TASK INSTRUCTIONS
Could you write out every entry exactly as it stands?

DATASET ROWS
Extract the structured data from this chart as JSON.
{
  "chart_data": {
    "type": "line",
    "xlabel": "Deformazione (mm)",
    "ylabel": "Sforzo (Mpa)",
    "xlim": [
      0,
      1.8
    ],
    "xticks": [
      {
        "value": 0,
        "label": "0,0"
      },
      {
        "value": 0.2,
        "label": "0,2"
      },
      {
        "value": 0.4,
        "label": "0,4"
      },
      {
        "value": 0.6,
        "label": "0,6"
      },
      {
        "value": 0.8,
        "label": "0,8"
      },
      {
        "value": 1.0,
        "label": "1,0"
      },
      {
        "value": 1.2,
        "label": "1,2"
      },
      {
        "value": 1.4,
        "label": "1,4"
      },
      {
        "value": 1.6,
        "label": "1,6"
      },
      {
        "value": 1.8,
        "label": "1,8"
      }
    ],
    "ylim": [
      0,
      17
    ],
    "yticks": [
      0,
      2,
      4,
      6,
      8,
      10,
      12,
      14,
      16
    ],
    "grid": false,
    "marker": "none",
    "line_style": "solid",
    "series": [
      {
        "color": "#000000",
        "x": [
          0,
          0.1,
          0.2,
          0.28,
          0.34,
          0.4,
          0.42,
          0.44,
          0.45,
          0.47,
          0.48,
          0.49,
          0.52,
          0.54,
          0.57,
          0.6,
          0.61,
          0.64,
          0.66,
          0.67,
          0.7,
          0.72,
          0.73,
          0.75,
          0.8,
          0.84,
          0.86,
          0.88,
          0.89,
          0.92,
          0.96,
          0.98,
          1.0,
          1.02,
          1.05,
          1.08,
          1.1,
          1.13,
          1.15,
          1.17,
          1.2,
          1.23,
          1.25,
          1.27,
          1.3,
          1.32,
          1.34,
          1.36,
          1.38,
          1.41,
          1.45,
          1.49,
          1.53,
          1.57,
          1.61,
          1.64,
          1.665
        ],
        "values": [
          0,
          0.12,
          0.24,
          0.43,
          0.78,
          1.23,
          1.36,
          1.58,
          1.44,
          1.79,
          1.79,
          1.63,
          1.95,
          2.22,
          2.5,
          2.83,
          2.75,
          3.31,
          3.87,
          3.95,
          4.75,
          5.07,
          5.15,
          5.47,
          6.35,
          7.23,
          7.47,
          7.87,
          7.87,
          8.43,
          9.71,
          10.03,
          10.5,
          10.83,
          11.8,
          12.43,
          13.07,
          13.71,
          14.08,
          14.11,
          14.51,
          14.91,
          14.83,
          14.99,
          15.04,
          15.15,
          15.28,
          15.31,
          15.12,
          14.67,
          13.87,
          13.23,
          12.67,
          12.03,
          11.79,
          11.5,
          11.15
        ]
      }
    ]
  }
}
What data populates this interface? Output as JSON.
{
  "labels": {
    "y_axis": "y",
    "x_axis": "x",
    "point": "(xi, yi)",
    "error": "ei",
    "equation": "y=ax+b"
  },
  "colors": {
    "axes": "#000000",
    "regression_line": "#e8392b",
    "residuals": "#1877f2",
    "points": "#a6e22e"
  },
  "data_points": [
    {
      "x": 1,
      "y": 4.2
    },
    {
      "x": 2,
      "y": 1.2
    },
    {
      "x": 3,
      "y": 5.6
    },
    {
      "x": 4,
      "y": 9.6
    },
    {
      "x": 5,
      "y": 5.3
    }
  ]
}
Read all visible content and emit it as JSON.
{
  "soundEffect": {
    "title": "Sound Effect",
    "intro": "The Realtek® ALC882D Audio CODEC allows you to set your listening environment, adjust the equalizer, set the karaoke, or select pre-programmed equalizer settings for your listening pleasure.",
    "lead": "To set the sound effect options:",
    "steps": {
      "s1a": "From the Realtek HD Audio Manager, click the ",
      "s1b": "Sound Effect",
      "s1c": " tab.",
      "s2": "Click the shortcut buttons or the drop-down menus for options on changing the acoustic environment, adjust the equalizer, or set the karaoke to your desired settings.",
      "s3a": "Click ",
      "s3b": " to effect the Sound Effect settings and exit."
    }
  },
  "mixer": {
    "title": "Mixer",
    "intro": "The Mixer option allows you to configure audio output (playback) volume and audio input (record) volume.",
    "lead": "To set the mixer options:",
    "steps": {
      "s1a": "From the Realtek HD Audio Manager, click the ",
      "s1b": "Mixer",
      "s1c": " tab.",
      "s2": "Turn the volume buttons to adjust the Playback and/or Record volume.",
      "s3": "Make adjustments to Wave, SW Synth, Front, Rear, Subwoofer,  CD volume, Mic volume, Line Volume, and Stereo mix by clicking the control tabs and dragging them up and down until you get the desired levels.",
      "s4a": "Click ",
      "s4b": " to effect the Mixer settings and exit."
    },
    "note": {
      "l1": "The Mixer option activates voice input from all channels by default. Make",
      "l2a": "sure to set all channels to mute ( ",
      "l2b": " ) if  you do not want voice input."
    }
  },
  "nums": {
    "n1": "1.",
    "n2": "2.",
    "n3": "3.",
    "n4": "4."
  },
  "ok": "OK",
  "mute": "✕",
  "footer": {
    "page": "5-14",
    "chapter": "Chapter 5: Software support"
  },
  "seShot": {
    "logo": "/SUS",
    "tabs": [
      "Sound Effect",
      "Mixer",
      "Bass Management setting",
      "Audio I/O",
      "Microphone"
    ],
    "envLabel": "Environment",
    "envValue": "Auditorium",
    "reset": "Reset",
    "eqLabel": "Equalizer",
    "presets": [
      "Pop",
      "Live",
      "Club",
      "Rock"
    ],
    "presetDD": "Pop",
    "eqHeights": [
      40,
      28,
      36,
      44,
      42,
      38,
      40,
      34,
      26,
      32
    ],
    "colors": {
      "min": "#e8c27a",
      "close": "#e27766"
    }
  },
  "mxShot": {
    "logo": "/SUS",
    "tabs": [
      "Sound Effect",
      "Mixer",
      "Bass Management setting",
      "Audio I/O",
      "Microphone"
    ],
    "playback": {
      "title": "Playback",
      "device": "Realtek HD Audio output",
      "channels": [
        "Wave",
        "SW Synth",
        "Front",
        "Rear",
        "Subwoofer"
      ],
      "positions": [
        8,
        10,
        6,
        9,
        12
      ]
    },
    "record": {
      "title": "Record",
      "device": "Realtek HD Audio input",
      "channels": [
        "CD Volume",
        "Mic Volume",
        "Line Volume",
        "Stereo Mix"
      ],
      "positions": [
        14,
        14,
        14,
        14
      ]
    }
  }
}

FINAL ANSWER
Extract the structured data from this chart as JSON.
{
  "chart_data": {
    "type": "line",
    "xlabel": "Deformazione (mm)",
    "ylabel": "Sforzo (Mpa)",
    "xlim": [
      0,
      1.8
    ],
    "xticks": [
      {
        "value": 0,
        "label": "0,0"
      },
      {
        "value": 0.2,
        "label": "0,2"
      },
      {
        "value": 0.4,
        "label": "0,4"
      },
      {
        "value": 0.6,
        "label": "0,6"
      },
      {
        "value": 0.8,
        "label": "0,8"
      },
      {
        "value": 1.0,
        "label": "1,0"
      },
      {
        "value": 1.2,
        "label": "1,2"
      },
      {
        "value": 1.4,
        "label": "1,4"
      },
      {
        "value": 1.6,
        "label": "1,6"
      },
      {
        "value": 1.8,
        "label": "1,8"
      }
    ],
    "ylim": [
      0,
      17
    ],
    "yticks": [
      0,
      2,
      4,
      6,
      8,
      10,
      12,
      14,
      16
    ],
    "grid": false,
    "marker": "none",
    "line_style": "solid",
    "series": [
      {
        "color": "#000000",
        "x": [
          0,
          0.1,
          0.2,
          0.28,
          0.34,
          0.4,
          0.42,
          0.44,
          0.45,
          0.47,
          0.48,
          0.49,
          0.52,
          0.54,
          0.57,
          0.6,
          0.61,
          0.64,
          0.66,
          0.67,
          0.7,
          0.72,
          0.73,
          0.75,
          0.8,
          0.84,
          0.86,
          0.88,
          0.89,
          0.92,
          0.96,
          0.98,
          1.0,
          1.02,
          1.05,
          1.08,
          1.1,
          1.13,
          1.15,
          1.17,
          1.2,
          1.23,
          1.25,
          1.27,
          1.3,
          1.32,
          1.34,
          1.36,
          1.38,
          1.41,
          1.45,
          1.49,
          1.53,
          1.57,
          1.61,
          1.64,
          1.665
        ],
        "values": [
          0,
          0.12,
          0.24,
          0.43,
          0.78,
          1.23,
          1.36,
          1.58,
          1.44,
          1.79,
          1.79,
          1.63,
          1.95,
          2.22,
          2.5,
          2.83,
          2.75,
          3.31,
          3.87,
          3.95,
          4.75,
          5.07,
          5.15,
          5.47,
          6.35,
          7.23,
          7.47,
          7.87,
          7.87,
          8.43,
          9.71,
          10.03,
          10.5,
          10.83,
          11.8,
          12.43,
          13.07,
          13.71,
          14.08,
          14.11,
          14.51,
          14.91,
          14.83,
          14.99,
          15.04,
          15.15,
          15.28,
          15.31,
          15.12,
          14.67,
          13.87,
          13.23,
          12.67,
          12.03,
          11.79,
          11.5,
          11.15
        ]
      }
    ]
  }
}
What data populates this interface? Output as JSON.
{
  "labels": {
    "y_axis": "y",
    "x_axis": "x",
    "point": "(xi, yi)",
    "error": "ei",
    "equation": "y=ax+b"
  },
  "colors": {
    "axes": "#000000",
    "regression_line": "#e8392b",
    "residuals": "#1877f2",
    "points": "#a6e22e"
  },
  "data_points": [
    {
      "x": 1,
      "y": 4.2
    },
    {
      "x": 2,
      "y": 1.2
    },
    {
      "x": 3,
      "y": 5.6
    },
    {
      "x": 4,
      "y": 9.6
    },
    {
      "x": 5,
      "y": 5.3
    }
  ]
}
Read all visible content and emit it as JSON.
{
  "soundEffect": {
    "title": "Sound Effect",
    "intro": "The Realtek® ALC882D Audio CODEC allows you to set your listening environment, adjust the equalizer, set the karaoke, or select pre-programmed equalizer settings for your listening pleasure.",
    "lead": "To set the sound effect options:",
    "steps": {
      "s1a": "From the Realtek HD Audio Manager, click the ",
      "s1b": "Sound Effect",
      "s1c": " tab.",
      "s2": "Click the shortcut buttons or the drop-down menus for options on changing the acoustic environment, adjust the equalizer, or set the karaoke to your desired settings.",
      "s3a": "Click ",
      "s3b": " to effect the Sound Effect settings and exit."
    }
  },
  "mixer": {
    "title": "Mixer",
    "intro": "The Mixer option allows you to configure audio output (playback) volume and audio input (record) volume.",
    "lead": "To set the mixer options:",
    "steps": {
      "s1a": "From the Realtek HD Audio Manager, click the ",
      "s1b": "Mixer",
      "s1c": " tab.",
      "s2": "Turn the volume buttons to adjust the Playback and/or Record volume.",
      "s3": "Make adjustments to Wave, SW Synth, Front, Rear, Subwoofer,  CD volume, Mic volume, Line Volume, and Stereo mix by clicking the control tabs and dragging them up and down until you get the desired levels.",
      "s4a": "Click ",
      "s4b": " to effect the Mixer settings and exit."
    },
    "note": {
      "l1": "The Mixer option activates voice input from all channels by default. Make",
      "l2a": "sure to set all channels to mute ( ",
      "l2b": " ) if  you do not want voice input."
    }
  },
  "nums": {
    "n1": "1.",
    "n2": "2.",
    "n3": "3.",
    "n4": "4."
  },
  "ok": "OK",
  "mute": "✕",
  "footer": {
    "page": "5-14",
    "chapter": "Chapter 5: Software support"
  },
  "seShot": {
    "logo": "/SUS",
    "tabs": [
      "Sound Effect",
      "Mixer",
      "Bass Management setting",
      "Audio I/O",
      "Microphone"
    ],
    "envLabel": "Environment",
    "envValue": "Auditorium",
    "reset": "Reset",
    "eqLabel": "Equalizer",
    "presets": [
      "Pop",
      "Live",
      "Club",
      "Rock"
    ],
    "presetDD": "Pop",
    "eqHeights": [
      40,
      28,
      36,
      44,
      42,
      38,
      40,
      34,
      26,
      32
    ],
    "colors": {
      "min": "#e8c27a",
      "close": "#e27766"
    }
  },
  "mxShot": {
    "logo": "/SUS",
    "tabs": [
      "Sound Effect",
      "Mixer",
      "Bass Management setting",
      "Audio I/O",
      "Microphone"
    ],
    "playback": {
      "title": "Playback",
      "device": "Realtek HD Audio output",
      "channels": [
        "Wave",
        "SW Synth",
        "Front",
        "Rear",
        "Subwoofer"
      ],
      "positions": [
        8,
        10,
        6,
        9,
        12
      ]
    },
    "record": {
      "title": "Record",
      "device": "Realtek HD Audio input",
      "channels": [
        "CD Volume",
        "Mic Volume",
        "Line Volume",
        "Stereo Mix"
      ],
      "positions": [
        14,
        14,
        14,
        14
      ]
    }
  }
}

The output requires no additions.